(STORED ROWS):
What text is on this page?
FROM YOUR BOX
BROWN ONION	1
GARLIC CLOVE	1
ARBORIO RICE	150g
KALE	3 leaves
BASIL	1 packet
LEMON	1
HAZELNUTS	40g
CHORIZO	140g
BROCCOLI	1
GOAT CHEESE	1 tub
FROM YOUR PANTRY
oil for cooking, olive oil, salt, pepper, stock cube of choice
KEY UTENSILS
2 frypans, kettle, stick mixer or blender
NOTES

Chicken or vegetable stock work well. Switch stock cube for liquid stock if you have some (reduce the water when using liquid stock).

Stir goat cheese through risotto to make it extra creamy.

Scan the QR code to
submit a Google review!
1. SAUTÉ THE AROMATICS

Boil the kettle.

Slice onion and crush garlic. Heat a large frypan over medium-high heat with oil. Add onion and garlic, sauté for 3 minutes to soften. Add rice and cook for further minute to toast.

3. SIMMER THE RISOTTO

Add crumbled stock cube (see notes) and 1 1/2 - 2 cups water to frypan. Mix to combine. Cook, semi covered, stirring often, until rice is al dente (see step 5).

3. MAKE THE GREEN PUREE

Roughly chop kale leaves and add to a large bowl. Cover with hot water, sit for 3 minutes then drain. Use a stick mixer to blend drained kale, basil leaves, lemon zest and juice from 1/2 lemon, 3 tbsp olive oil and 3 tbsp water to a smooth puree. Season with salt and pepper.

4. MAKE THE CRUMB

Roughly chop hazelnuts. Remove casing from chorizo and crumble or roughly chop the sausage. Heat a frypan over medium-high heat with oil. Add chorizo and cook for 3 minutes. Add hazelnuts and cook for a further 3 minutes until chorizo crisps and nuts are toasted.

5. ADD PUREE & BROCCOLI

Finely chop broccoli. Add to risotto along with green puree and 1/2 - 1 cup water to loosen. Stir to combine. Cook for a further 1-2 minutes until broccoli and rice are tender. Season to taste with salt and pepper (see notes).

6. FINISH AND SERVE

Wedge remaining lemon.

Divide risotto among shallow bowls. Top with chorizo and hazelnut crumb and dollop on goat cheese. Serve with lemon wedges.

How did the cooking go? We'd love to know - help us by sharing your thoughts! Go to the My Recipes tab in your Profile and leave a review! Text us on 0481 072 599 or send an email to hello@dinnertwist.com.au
* * *
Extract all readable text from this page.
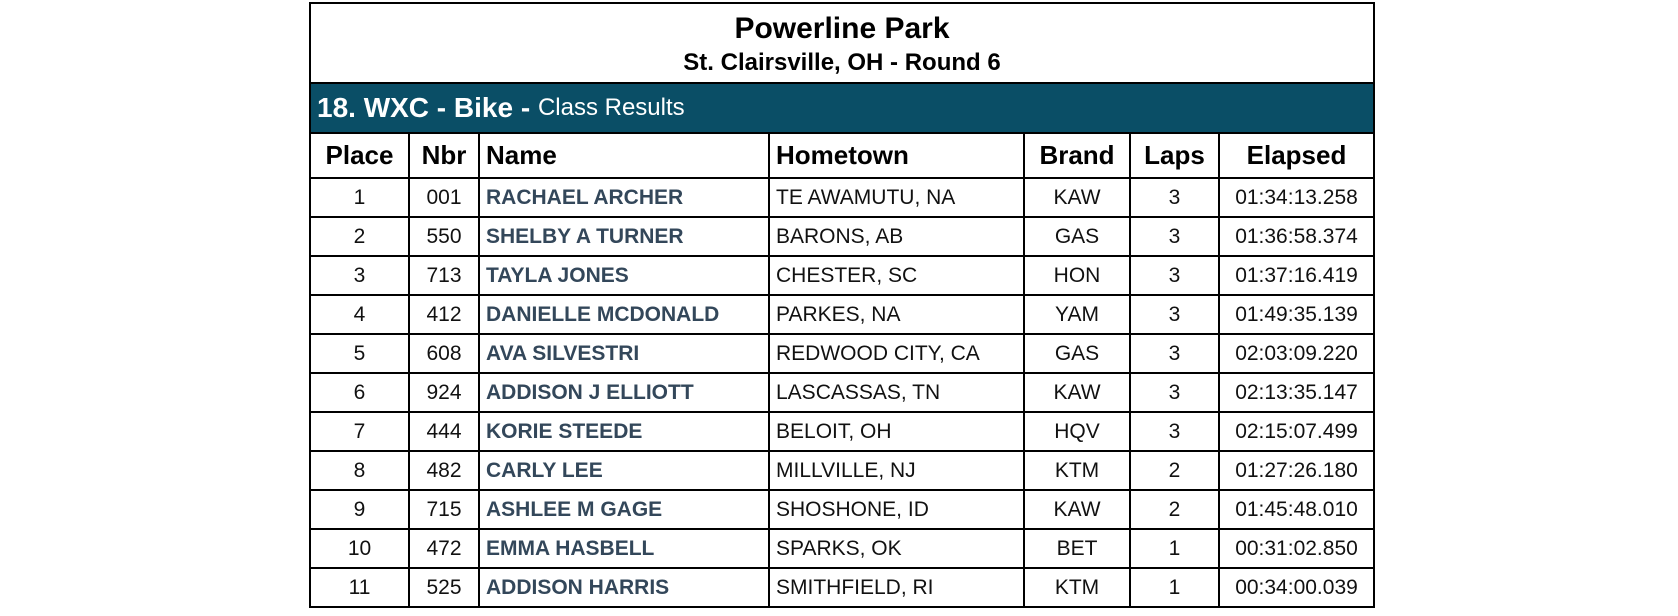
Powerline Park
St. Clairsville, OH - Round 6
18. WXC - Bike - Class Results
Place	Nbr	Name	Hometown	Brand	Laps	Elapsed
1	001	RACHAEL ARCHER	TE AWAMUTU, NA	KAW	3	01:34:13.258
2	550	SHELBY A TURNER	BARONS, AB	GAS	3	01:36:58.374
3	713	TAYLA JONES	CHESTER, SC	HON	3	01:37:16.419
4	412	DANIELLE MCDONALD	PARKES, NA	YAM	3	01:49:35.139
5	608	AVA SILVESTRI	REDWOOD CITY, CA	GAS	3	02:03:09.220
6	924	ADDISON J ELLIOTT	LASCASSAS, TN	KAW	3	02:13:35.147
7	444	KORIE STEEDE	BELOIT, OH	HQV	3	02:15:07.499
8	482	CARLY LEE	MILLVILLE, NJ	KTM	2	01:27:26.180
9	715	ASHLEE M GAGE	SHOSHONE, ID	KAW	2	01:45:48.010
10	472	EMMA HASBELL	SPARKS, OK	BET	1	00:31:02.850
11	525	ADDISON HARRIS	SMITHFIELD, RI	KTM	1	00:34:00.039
==
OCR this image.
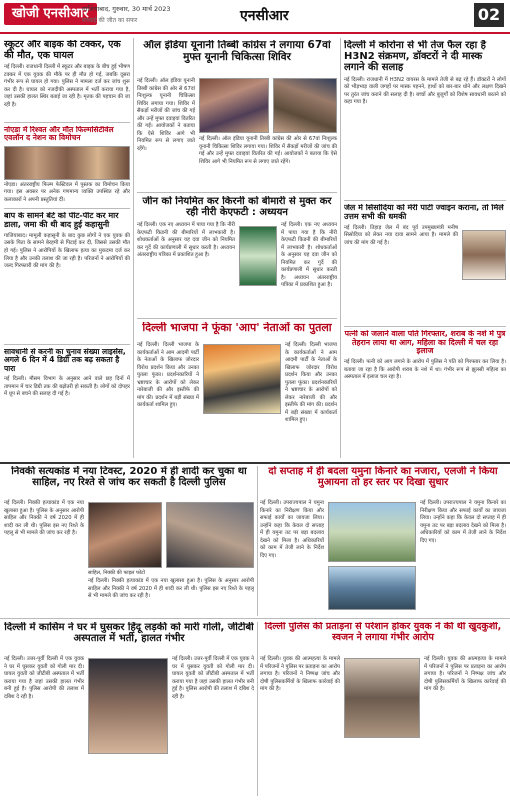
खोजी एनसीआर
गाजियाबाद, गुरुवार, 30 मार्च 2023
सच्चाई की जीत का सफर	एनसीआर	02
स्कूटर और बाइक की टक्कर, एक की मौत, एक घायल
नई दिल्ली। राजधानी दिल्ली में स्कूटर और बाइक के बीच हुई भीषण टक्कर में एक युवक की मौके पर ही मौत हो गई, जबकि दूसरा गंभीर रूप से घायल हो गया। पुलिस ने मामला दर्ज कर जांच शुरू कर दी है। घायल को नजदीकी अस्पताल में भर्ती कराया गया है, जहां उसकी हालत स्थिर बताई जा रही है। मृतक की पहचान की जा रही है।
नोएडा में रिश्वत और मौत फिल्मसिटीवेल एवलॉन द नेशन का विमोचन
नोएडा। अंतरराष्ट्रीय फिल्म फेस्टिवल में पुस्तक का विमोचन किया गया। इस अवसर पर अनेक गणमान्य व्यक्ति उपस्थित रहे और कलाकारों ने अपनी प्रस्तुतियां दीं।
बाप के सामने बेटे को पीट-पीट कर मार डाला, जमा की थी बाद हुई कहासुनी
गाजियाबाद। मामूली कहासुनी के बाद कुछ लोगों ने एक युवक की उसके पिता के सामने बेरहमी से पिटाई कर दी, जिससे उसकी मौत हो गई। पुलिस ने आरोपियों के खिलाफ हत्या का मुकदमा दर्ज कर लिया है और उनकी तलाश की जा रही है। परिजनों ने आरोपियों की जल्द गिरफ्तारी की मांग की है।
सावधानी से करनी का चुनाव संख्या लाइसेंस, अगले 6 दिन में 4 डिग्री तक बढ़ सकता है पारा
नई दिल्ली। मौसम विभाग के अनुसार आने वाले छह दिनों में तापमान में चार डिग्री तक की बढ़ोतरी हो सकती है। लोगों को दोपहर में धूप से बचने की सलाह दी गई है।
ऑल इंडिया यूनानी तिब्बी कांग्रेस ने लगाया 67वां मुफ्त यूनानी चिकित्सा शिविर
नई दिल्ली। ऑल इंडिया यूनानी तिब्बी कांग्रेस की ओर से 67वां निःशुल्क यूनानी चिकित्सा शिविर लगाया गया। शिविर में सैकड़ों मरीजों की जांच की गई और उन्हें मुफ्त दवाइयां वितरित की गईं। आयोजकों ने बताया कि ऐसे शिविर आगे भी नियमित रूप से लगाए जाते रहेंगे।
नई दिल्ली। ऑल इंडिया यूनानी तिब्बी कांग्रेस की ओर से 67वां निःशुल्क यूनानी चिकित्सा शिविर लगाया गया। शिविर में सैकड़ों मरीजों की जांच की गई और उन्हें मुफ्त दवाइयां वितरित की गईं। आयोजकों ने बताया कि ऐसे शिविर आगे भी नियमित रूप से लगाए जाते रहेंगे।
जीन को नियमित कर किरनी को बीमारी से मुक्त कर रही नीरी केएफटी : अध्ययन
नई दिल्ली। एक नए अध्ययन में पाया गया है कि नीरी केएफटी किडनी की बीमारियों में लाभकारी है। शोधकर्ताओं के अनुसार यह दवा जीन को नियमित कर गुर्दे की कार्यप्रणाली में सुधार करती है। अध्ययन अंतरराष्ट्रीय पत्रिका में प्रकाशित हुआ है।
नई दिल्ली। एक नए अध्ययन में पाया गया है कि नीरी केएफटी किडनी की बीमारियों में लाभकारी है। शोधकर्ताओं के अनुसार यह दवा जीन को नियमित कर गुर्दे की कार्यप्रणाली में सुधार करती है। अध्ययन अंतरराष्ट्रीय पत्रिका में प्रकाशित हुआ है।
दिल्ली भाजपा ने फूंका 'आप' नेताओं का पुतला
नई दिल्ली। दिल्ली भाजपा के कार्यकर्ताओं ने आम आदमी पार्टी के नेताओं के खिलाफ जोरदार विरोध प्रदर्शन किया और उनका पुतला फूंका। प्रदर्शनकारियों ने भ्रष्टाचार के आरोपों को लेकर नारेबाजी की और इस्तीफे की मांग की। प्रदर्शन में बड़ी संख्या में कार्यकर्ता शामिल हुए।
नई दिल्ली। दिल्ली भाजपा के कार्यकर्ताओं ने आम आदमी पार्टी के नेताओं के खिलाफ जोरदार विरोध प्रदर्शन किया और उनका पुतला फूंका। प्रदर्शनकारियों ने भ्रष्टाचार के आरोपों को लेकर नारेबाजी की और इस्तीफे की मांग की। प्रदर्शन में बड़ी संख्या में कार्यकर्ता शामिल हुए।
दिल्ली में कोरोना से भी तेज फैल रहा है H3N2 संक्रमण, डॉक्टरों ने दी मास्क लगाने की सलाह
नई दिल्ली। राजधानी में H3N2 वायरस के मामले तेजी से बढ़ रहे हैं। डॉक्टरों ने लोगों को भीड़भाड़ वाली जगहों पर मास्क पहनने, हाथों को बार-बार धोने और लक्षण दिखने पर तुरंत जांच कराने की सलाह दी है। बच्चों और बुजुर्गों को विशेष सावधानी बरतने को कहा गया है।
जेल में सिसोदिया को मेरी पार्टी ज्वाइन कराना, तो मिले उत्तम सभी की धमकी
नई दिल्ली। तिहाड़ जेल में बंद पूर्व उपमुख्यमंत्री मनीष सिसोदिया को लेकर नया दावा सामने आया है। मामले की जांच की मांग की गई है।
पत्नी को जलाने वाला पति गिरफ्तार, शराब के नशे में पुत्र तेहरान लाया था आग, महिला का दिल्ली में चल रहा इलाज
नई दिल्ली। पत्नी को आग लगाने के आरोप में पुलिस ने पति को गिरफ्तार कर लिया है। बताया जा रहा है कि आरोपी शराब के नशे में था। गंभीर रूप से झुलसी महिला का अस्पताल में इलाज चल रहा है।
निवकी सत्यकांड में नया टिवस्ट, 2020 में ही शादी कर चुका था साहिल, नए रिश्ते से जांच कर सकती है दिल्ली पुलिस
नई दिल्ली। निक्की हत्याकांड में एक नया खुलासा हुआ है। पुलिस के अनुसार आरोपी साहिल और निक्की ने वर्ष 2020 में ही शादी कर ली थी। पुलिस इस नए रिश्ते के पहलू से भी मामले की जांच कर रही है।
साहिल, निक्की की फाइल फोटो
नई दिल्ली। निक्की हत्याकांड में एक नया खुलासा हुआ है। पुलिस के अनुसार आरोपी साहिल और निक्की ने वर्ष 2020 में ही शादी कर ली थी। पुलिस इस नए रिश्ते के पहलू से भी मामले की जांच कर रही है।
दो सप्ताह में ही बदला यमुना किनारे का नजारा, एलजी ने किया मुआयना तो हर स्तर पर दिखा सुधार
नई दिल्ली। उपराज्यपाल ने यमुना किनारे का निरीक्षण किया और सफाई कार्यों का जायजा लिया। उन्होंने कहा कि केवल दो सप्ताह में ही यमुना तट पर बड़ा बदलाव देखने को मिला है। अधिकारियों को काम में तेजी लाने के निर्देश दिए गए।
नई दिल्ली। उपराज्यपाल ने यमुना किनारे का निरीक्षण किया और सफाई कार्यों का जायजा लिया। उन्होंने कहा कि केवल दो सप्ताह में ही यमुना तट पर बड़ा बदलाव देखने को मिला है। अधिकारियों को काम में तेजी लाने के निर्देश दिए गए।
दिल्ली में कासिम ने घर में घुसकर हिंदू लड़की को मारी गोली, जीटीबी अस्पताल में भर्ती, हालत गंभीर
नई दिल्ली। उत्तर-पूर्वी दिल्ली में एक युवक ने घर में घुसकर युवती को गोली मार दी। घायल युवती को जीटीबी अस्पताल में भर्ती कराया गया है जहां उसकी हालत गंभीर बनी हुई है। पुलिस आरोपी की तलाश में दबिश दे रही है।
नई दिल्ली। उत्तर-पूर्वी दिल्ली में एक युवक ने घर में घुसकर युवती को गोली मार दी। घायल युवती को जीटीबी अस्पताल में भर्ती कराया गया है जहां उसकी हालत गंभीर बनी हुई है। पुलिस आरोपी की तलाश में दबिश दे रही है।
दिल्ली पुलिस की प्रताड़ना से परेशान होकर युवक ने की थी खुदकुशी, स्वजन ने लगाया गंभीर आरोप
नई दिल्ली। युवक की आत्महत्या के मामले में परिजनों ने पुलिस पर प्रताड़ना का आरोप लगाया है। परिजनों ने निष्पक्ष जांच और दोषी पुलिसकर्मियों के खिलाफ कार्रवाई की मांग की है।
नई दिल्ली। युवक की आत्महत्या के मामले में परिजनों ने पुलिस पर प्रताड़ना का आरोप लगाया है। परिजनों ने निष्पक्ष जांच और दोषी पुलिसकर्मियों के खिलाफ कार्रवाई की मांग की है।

(WHAT YOU NEED TO DO):
Which lines hold the word "cube"? Return all of them from the records above.

(FINAL RESULT):
oil for cooking, olive oil, salt, pepper, stock cube of choice
Chicken or vegetable stock work well. Switch stock cube for liquid stock if you have some (reduce the water when using liquid stock).
Add crumbled stock cube (see notes) and 1 1/2 - 2 cups water to frypan. Mix to combine. Cook, semi covered, stirring often, until rice is al dente (see step 5).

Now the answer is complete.